== Some records ==
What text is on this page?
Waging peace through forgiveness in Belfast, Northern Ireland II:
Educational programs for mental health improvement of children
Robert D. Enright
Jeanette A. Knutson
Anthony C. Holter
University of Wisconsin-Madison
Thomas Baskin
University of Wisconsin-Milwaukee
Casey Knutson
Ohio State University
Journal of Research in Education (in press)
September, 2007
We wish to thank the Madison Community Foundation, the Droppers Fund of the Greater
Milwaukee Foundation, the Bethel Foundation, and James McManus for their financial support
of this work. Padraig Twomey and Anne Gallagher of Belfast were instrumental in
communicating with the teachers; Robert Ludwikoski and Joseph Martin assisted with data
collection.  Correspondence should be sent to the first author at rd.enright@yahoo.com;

== Job ==
Reproduce the listing above word for word.

== Output of the task ==
What text is on this page?
Waging peace through forgiveness in Belfast, Northern Ireland II:
Educational programs for mental health improvement of children
Robert D. Enright
Jeanette A. Knutson
Anthony C. Holter
University of Wisconsin-Madison
Thomas Baskin
University of Wisconsin-Milwaukee
Casey Knutson
Ohio State University
Journal of Research in Education (in press)
September, 2007
We wish to thank the Madison Community Foundation, the Droppers Fund of the Greater
Milwaukee Foundation, the Bethel Foundation, and James McManus for their financial support
of this work. Padraig Twomey and Anne Gallagher of Belfast were instrumental in
communicating with the teachers; Robert Ludwikoski and Joseph Martin assisted with data
collection.  Correspondence should be sent to the first author at rd.enright@yahoo.com;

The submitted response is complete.